## Start
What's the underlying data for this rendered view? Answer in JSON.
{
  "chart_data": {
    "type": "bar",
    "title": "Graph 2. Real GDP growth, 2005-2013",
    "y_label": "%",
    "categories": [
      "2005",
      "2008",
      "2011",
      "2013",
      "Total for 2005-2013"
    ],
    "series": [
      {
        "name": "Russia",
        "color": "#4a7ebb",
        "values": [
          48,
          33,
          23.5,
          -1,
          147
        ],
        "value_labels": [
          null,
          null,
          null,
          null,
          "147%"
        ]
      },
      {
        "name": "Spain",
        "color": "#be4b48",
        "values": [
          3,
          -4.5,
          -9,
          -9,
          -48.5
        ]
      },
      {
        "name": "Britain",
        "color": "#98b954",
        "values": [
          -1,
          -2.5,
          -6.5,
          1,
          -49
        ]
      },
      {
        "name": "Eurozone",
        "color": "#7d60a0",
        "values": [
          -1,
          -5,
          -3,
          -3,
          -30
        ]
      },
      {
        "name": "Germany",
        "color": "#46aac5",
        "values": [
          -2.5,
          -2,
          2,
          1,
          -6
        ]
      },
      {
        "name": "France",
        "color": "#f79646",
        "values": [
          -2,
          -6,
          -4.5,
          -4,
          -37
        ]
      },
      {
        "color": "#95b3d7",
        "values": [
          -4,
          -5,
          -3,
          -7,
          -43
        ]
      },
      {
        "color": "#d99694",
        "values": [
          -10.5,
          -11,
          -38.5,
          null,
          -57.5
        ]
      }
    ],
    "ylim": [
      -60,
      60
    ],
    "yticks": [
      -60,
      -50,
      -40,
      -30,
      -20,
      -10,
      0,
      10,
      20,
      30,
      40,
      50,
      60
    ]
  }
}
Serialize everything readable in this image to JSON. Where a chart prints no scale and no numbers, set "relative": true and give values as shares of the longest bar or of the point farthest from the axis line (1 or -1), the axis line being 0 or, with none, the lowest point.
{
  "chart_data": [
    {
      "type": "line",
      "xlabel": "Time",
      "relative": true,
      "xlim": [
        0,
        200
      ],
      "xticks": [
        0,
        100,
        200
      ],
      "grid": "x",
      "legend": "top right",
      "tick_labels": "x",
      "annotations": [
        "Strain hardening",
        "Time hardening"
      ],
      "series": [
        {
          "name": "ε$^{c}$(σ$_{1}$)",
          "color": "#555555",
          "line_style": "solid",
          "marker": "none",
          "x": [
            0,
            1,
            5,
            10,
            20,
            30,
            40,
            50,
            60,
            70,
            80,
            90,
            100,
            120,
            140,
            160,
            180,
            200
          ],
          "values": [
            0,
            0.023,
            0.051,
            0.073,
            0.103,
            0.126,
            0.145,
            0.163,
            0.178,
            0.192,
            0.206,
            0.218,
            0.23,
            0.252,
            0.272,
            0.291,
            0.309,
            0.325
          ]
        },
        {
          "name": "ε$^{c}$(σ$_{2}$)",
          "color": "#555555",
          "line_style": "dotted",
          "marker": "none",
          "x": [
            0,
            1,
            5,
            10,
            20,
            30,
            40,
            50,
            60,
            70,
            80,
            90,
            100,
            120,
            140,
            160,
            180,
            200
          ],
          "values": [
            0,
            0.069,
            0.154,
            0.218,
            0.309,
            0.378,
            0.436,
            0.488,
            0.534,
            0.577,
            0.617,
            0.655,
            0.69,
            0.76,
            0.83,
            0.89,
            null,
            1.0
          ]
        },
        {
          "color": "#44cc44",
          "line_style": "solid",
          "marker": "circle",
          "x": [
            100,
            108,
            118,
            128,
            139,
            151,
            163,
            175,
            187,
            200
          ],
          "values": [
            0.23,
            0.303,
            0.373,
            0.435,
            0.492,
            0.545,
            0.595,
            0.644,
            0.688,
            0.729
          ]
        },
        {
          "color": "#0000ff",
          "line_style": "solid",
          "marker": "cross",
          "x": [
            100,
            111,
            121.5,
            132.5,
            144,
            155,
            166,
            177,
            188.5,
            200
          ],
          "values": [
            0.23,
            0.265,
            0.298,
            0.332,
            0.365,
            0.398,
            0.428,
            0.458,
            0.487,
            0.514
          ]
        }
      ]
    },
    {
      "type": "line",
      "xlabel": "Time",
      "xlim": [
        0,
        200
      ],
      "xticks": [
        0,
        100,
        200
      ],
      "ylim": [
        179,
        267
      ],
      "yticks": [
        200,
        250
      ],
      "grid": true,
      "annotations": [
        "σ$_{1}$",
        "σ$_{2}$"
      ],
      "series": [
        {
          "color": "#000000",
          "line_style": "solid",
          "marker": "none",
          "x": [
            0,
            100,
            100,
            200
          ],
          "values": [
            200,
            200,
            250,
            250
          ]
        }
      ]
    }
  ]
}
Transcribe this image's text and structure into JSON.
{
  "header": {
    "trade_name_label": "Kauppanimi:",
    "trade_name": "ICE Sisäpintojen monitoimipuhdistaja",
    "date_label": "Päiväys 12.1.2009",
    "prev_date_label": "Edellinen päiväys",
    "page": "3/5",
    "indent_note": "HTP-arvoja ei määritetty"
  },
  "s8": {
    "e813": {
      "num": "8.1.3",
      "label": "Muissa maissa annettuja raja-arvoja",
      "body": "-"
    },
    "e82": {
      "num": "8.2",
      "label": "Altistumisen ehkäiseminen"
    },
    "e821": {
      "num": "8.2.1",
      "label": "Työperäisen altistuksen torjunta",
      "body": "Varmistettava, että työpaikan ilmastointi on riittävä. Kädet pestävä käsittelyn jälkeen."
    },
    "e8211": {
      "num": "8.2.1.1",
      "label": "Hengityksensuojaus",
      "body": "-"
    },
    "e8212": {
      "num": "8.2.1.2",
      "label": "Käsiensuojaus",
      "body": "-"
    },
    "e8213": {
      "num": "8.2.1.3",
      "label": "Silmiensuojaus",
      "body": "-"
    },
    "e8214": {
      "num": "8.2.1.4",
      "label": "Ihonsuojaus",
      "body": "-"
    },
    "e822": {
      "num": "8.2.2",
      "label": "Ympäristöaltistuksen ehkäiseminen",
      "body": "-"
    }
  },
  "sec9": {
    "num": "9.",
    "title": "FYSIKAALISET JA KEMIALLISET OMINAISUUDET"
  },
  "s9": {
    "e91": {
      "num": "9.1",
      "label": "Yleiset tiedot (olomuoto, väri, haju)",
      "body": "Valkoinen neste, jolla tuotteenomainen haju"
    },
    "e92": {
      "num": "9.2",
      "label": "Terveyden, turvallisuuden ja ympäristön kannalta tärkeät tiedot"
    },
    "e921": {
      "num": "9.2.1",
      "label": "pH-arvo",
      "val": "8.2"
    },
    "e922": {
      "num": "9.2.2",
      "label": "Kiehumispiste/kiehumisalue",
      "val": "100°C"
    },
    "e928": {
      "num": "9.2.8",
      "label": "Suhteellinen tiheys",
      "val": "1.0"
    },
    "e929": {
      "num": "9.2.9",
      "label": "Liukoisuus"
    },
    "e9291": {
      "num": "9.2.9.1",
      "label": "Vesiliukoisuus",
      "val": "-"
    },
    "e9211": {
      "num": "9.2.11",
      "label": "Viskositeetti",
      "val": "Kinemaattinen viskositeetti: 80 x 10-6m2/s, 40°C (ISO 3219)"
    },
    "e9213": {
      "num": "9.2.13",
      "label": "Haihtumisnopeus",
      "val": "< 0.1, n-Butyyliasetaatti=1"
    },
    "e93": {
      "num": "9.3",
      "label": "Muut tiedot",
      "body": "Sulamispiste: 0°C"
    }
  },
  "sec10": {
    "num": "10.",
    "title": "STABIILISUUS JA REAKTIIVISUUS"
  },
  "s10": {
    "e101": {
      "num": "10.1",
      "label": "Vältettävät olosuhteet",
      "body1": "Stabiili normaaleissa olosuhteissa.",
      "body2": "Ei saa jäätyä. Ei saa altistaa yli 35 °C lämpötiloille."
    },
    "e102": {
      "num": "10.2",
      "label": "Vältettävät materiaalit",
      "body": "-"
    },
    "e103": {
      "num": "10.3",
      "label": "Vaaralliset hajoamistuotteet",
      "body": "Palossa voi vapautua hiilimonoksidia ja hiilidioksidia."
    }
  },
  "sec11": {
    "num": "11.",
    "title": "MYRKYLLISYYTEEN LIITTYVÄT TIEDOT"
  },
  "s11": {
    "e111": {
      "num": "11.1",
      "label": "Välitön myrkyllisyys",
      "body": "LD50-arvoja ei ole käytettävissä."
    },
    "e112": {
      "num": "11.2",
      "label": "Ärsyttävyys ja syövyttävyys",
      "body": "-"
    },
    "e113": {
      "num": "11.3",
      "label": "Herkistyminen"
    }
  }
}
## End
- [Direction]: Isolate the lines above that contain the word "true" and copy them.

- [The result]:
Serialize everything readable in this image to JSON. Where a chart prints no scale and no numbers, set "relative": true and give values as shares of the longest bar or of the point farthest from the axis line (1 or -1), the axis line being 0 or, with none, the lowest point.
      "relative": true,
      "grid": true,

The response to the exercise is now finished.